● **Dataset items**:
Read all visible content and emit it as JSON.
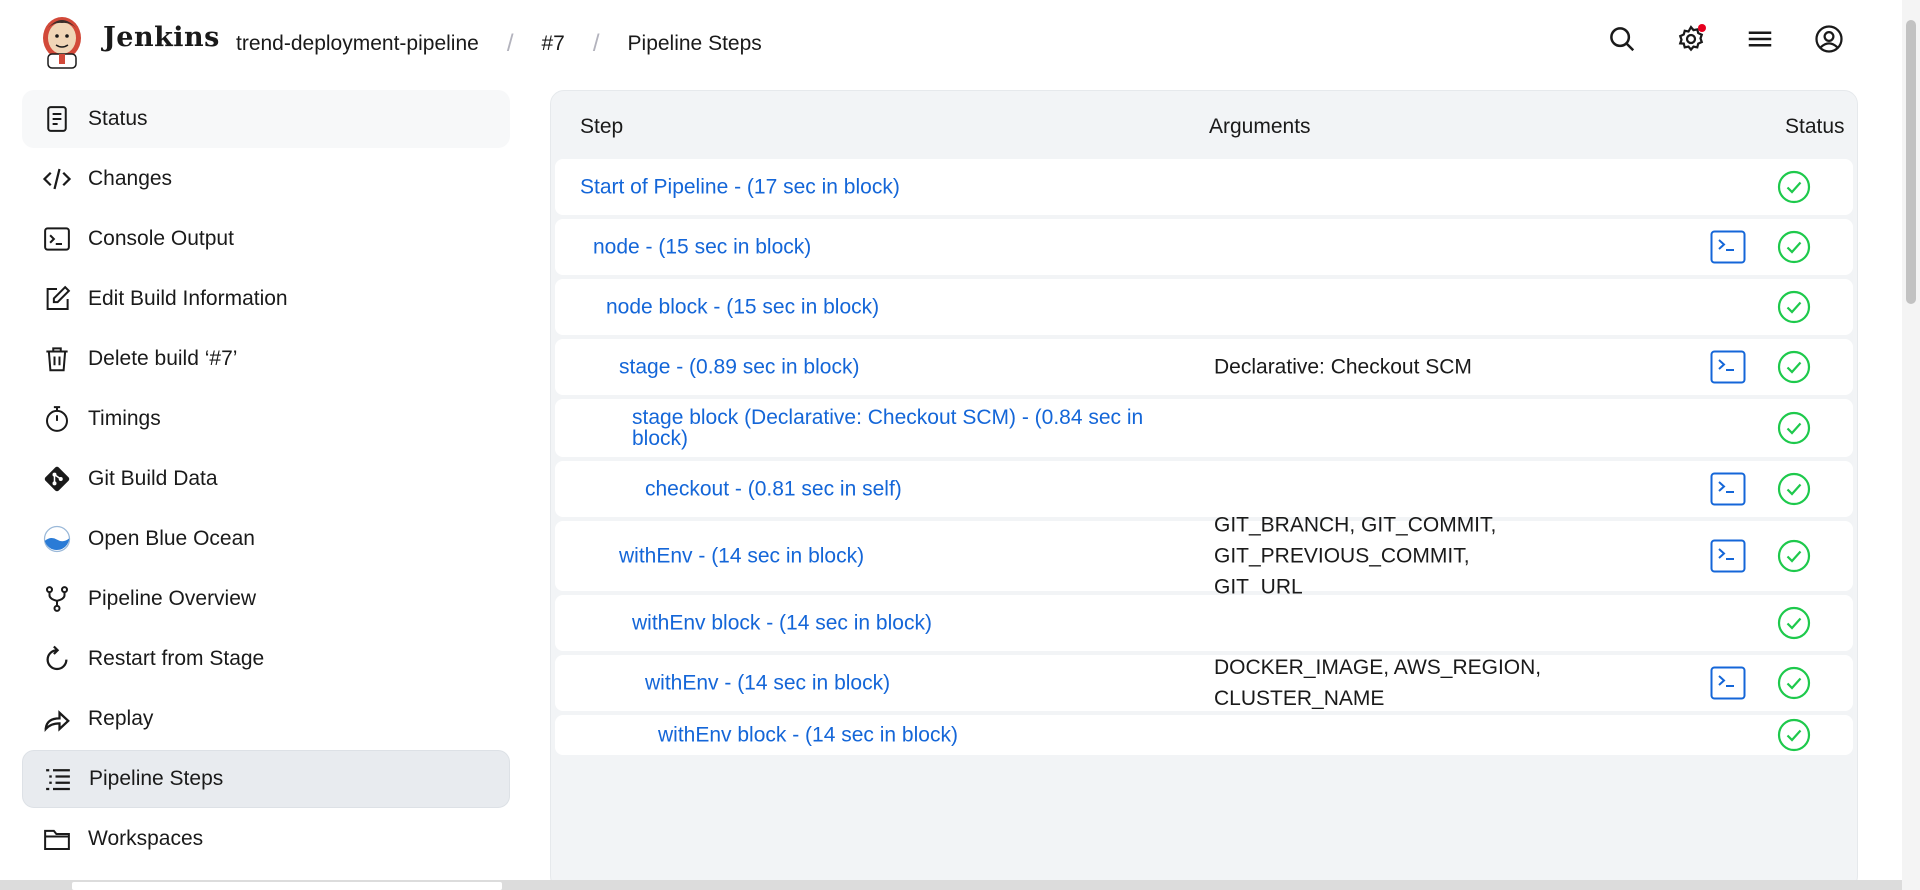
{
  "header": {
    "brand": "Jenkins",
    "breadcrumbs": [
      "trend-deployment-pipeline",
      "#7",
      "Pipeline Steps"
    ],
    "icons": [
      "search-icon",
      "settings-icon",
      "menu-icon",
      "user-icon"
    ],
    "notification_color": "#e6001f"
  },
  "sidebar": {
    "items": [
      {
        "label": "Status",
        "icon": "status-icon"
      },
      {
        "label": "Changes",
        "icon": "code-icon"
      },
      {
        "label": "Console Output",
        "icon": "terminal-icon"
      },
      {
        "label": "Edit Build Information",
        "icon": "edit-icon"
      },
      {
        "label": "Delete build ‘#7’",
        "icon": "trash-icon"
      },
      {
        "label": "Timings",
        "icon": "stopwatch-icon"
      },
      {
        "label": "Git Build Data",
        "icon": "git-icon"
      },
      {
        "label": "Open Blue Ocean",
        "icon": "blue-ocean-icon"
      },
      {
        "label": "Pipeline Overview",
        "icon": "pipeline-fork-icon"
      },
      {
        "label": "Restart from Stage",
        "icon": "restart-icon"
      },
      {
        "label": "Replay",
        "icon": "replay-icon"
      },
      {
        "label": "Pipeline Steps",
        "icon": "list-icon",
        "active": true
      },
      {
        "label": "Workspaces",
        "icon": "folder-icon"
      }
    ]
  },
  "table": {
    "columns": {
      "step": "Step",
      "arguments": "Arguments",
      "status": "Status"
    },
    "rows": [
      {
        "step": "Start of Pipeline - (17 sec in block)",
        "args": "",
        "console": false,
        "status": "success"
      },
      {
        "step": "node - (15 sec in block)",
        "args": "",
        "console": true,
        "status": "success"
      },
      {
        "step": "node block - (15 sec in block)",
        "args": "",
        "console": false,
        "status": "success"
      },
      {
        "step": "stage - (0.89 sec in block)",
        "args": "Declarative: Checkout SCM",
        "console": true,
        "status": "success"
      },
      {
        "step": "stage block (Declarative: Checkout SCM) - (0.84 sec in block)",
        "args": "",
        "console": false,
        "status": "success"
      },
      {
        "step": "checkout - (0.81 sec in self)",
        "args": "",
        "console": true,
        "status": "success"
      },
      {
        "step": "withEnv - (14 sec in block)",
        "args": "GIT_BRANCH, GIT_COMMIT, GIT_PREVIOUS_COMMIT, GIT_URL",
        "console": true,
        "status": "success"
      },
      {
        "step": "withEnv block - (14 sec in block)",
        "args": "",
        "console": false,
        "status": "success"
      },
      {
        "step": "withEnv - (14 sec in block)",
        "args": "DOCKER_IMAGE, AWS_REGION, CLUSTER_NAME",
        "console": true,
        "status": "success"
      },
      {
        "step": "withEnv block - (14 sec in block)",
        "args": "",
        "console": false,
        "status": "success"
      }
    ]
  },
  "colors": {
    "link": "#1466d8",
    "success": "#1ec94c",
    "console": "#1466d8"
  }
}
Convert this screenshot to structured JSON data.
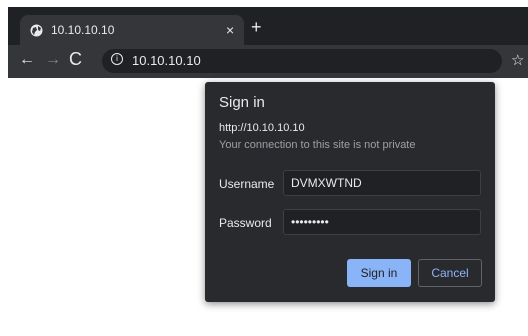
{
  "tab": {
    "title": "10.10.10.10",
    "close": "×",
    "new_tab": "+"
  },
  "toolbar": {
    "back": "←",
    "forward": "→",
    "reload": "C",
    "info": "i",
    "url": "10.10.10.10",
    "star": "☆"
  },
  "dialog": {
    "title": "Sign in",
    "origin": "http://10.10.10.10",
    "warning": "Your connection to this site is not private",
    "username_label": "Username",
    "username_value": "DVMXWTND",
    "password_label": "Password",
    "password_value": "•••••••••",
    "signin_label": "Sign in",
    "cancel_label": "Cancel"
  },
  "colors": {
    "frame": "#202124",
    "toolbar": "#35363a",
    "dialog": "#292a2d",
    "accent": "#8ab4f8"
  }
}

● **PROBLEM**: Quote precisely the lines of the data from the line containing "Convert this screenshot" through its final line, both included, excluding pictures.

● **WRITTEN REPLY**:
Convert this screenshot to structured JSON data.
{
  "tab": {
    "title": "10.10.10.10",
    "close": "×",
    "new_tab": "+"
  },
  "toolbar": {
    "back": "←",
    "forward": "→",
    "reload": "C",
    "info": "i",
    "url": "10.10.10.10",
    "star": "☆"
  },
  "dialog": {
    "title": "Sign in",
    "origin": "http://10.10.10.10",
    "warning": "Your connection to this site is not private",
    "username_label": "Username",
    "username_value": "DVMXWTND",
    "password_label": "Password",
    "password_value": "•••••••••",
    "signin_label": "Sign in",
    "cancel_label": "Cancel"
  },
  "colors": {
    "frame": "#202124",
    "toolbar": "#35363a",
    "dialog": "#292a2d",
    "accent": "#8ab4f8"
  }
}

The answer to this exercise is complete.